## Aim of the task
Select every line below containing the word "MAGALHÃES".
=== Records to use ===
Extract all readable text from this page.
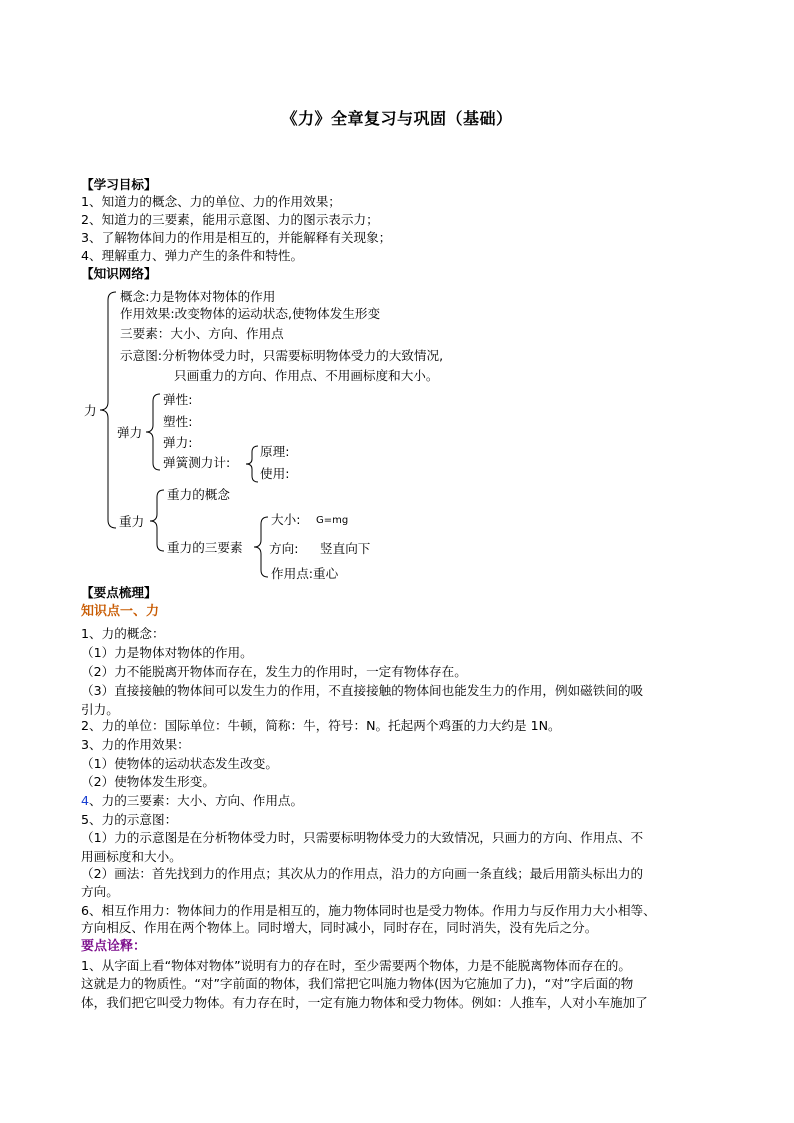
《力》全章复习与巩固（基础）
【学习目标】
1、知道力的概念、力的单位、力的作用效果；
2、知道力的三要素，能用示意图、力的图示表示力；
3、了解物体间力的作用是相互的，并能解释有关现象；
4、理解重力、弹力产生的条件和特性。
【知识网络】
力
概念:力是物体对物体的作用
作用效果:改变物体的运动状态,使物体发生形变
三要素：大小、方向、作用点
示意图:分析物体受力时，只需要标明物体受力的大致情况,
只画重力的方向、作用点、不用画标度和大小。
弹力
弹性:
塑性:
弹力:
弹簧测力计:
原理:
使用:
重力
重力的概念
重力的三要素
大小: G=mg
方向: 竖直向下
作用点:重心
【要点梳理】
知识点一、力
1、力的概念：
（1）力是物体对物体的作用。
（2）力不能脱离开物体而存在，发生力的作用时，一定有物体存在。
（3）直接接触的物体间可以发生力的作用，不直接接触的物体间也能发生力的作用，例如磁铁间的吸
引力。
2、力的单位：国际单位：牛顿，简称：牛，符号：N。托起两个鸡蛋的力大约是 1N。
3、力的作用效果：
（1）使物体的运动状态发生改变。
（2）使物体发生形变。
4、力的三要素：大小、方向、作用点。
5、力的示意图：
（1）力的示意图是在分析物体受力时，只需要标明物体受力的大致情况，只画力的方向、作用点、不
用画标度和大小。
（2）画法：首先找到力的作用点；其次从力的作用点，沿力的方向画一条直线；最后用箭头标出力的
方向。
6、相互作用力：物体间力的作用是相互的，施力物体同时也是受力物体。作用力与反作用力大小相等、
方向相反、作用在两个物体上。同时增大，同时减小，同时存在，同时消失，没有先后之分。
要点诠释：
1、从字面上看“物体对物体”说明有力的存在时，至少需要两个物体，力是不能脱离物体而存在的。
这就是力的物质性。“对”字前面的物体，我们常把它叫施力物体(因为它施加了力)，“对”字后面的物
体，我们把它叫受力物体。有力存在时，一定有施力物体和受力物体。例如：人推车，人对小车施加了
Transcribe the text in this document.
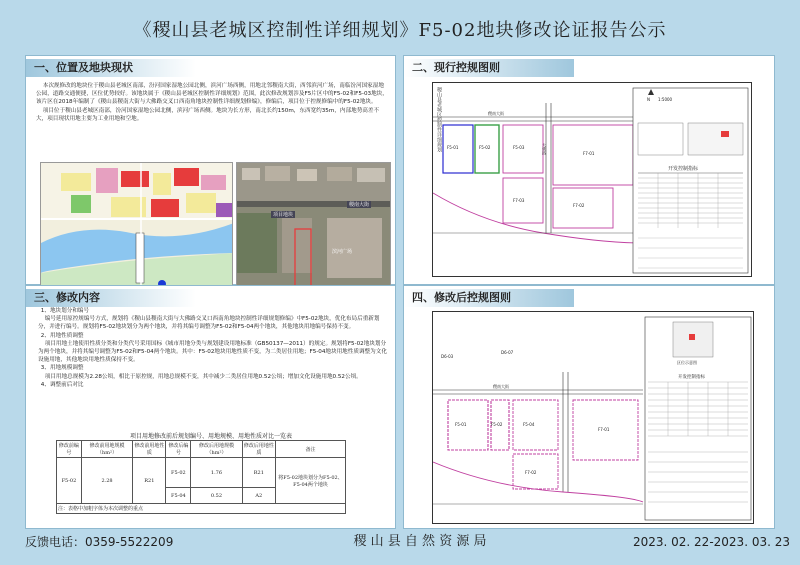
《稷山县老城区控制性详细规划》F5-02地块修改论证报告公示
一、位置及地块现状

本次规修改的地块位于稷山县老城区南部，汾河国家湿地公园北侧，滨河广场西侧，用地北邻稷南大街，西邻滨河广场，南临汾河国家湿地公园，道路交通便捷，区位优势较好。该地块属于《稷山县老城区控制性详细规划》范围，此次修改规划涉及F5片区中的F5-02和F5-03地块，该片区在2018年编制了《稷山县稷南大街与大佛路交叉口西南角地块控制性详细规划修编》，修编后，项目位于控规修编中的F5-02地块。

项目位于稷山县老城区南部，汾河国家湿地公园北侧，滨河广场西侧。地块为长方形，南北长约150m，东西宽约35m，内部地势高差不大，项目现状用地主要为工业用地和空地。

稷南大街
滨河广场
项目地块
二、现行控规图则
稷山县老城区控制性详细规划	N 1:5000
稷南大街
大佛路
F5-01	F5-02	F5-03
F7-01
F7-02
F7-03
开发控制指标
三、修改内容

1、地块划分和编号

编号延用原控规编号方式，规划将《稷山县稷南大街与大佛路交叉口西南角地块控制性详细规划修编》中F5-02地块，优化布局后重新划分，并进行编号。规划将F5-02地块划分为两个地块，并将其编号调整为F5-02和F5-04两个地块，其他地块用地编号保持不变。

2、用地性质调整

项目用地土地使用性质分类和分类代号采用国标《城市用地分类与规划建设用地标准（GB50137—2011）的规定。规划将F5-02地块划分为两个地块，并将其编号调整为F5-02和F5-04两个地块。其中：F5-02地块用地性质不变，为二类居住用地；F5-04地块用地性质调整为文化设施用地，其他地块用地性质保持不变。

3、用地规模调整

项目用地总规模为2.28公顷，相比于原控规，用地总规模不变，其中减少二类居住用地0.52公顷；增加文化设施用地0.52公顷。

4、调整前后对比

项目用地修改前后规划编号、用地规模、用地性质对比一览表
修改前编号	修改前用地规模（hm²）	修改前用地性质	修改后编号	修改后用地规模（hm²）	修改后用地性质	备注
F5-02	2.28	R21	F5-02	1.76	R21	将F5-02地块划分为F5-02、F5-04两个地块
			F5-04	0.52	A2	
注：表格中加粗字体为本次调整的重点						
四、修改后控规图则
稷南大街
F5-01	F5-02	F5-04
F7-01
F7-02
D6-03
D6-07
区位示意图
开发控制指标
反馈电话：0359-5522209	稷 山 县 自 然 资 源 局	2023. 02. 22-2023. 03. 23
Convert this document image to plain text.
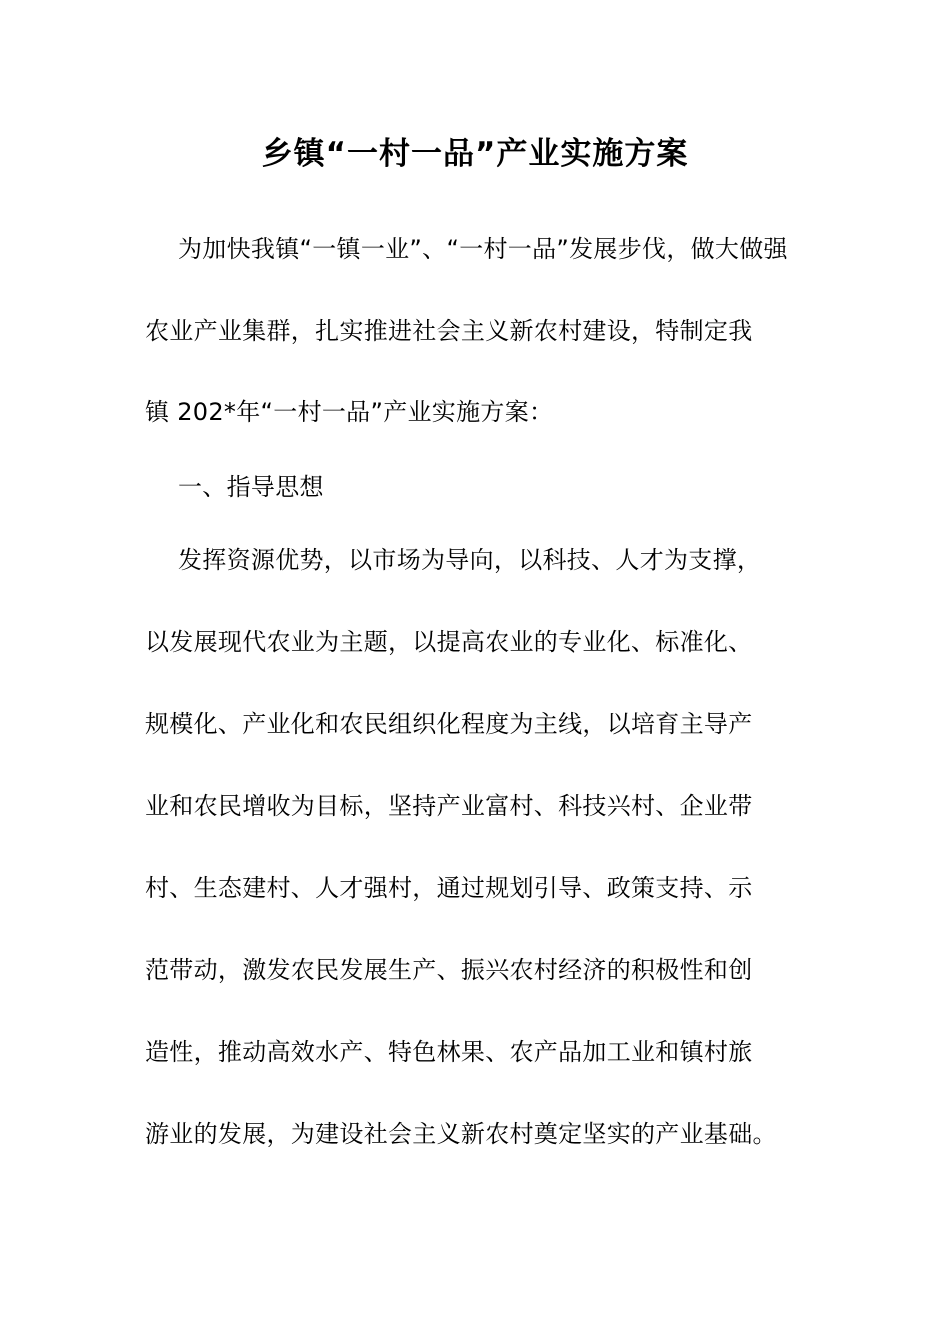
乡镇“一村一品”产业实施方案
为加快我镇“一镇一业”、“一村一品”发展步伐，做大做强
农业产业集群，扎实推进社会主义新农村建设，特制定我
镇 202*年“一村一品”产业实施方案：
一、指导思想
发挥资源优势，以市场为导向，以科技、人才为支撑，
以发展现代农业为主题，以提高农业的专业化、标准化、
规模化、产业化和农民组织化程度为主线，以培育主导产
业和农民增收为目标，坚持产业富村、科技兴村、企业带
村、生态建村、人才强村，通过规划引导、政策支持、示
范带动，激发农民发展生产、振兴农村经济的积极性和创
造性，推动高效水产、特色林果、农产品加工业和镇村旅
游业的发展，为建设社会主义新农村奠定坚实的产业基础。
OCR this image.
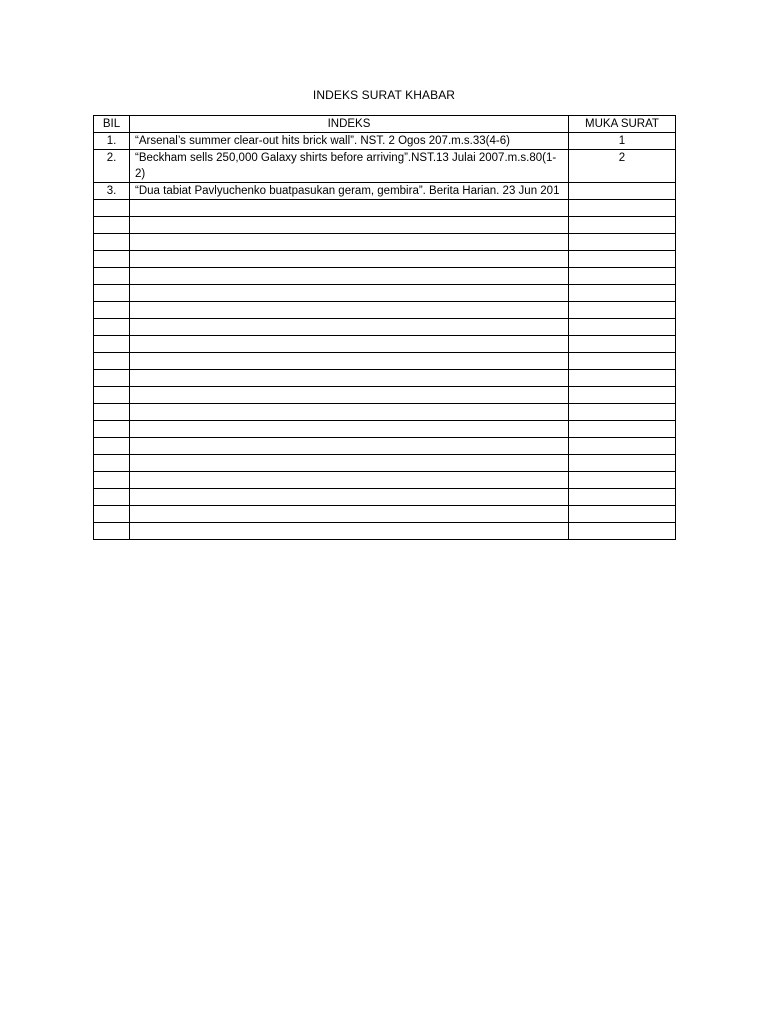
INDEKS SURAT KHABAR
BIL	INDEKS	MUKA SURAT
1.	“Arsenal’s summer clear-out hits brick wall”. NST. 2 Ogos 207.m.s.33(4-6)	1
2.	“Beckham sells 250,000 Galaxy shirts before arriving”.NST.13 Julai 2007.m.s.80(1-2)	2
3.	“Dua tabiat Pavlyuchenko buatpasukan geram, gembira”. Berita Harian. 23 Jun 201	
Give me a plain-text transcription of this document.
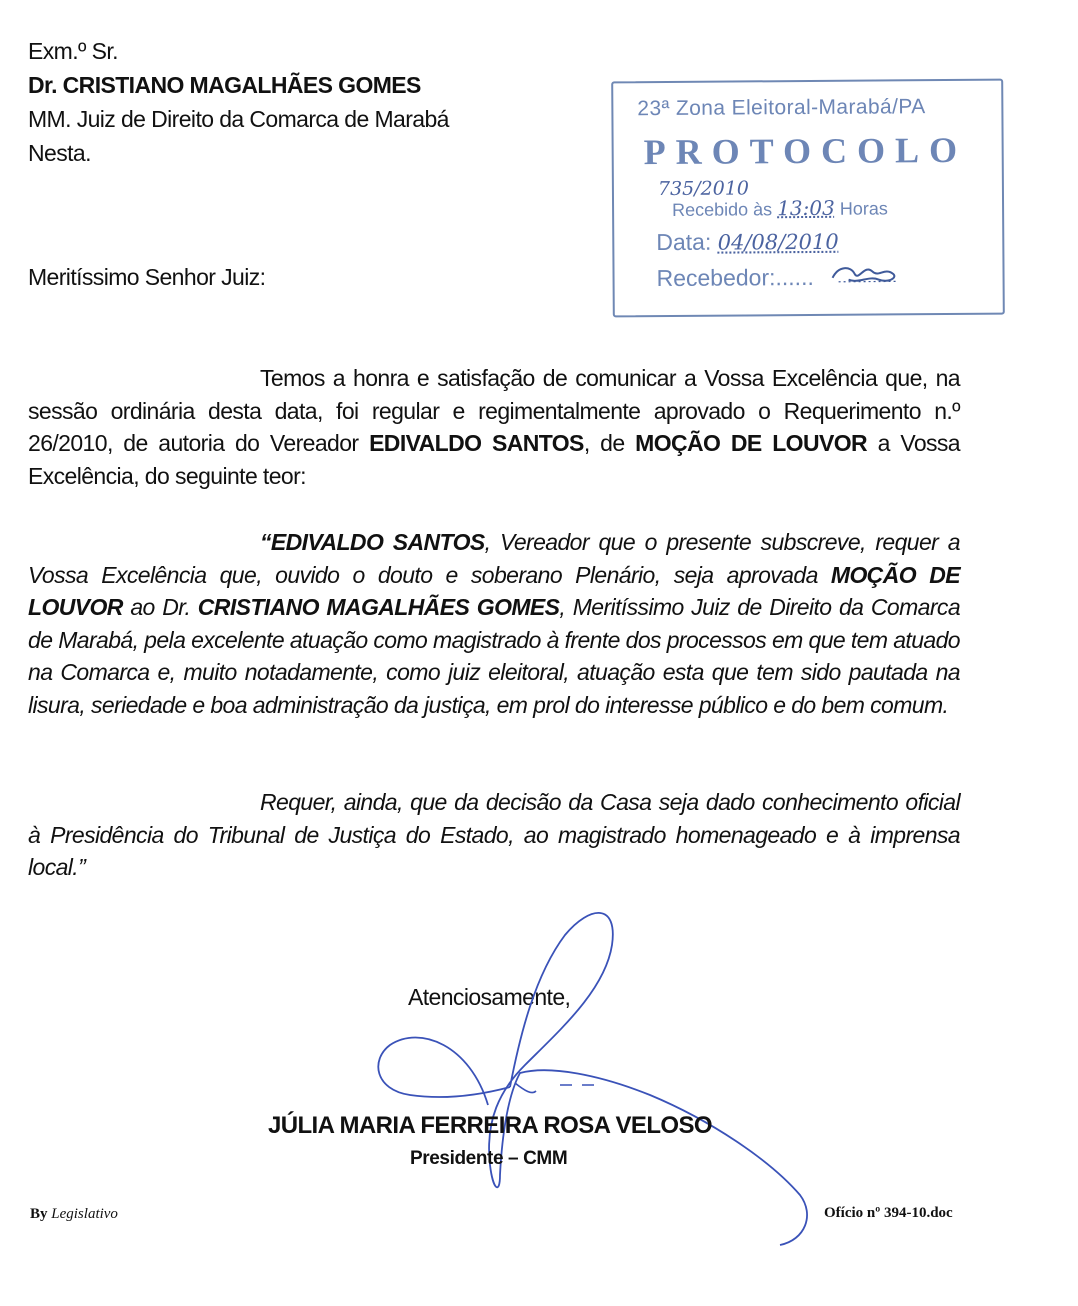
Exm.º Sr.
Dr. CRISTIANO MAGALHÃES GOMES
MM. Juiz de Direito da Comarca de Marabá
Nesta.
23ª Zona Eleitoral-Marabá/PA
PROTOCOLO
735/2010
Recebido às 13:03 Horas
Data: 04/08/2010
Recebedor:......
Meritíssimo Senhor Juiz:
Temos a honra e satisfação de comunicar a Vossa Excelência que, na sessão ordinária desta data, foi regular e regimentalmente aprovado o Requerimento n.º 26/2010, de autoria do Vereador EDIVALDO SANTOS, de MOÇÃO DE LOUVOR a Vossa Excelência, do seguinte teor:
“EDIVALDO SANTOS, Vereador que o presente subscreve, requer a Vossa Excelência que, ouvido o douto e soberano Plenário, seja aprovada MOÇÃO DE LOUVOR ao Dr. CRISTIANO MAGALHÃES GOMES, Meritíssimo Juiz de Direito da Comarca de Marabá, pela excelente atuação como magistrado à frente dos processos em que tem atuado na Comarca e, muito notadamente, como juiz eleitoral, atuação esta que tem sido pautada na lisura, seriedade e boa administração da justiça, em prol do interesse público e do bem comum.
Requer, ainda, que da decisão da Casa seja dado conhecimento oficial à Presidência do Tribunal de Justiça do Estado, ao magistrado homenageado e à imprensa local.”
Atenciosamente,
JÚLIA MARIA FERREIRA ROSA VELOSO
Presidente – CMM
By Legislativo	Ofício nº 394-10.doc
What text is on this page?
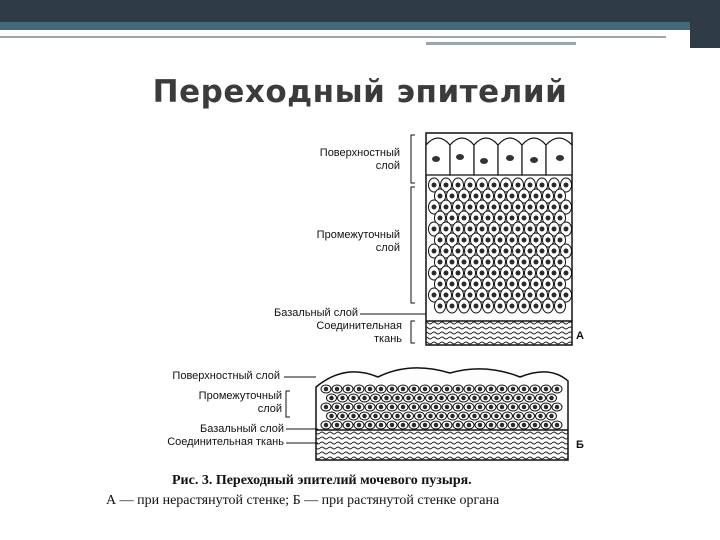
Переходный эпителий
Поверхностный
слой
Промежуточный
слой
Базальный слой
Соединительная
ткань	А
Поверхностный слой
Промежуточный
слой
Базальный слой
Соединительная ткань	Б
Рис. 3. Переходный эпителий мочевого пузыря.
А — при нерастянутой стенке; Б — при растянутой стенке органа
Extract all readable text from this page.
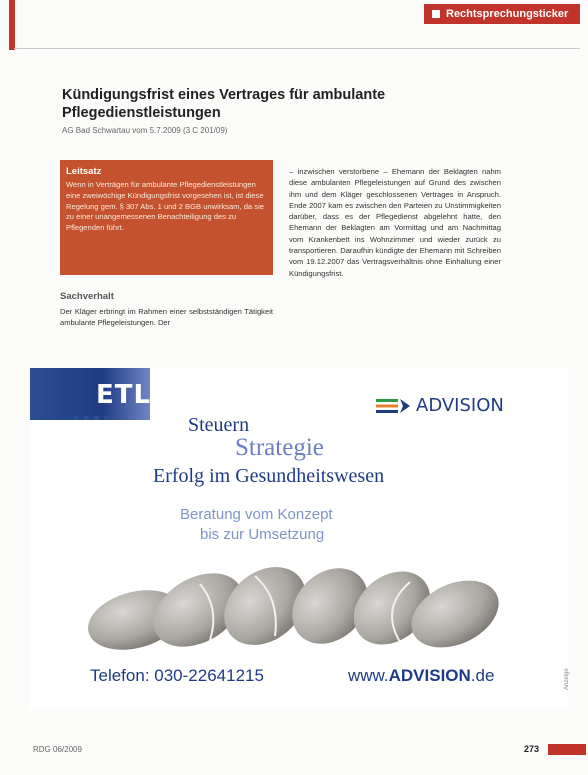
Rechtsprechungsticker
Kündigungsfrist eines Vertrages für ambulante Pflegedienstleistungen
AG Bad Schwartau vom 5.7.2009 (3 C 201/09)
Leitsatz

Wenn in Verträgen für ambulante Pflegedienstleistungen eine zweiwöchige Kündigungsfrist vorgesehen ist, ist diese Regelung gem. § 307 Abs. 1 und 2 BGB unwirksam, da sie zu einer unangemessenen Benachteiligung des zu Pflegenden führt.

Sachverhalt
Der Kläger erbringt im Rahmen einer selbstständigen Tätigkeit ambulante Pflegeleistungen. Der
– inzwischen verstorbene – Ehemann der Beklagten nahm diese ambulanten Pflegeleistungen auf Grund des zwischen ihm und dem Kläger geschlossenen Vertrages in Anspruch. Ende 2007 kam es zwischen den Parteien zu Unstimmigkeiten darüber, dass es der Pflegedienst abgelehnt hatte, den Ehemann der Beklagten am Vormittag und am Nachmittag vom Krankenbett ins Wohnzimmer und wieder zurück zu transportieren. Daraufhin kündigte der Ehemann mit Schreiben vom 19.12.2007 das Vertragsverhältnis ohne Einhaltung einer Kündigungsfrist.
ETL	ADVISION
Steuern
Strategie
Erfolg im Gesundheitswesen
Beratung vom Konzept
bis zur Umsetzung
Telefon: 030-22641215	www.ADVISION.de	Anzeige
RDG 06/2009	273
===
## Complete response
Dr. CRISTIANO MAGALHÃES GOMES
“EDIVALDO SANTOS, Vereador que o presente subscreve, requer a Vossa Excelência que, ouvido o douto e soberano Plenário, seja aprovada MOÇÃO DE LOUVOR ao Dr. CRISTIANO MAGALHÃES GOMES, Meritíssimo Juiz de Direito da Comarca de Marabá, pela excelente atuação como magistrado à frente dos processos em que tem atuado na Comarca e, muito notadamente, como juiz eleitoral, atuação esta que tem sido pautada na lisura, seriedade e boa administração da justiça, em prol do interesse público e do bem comum.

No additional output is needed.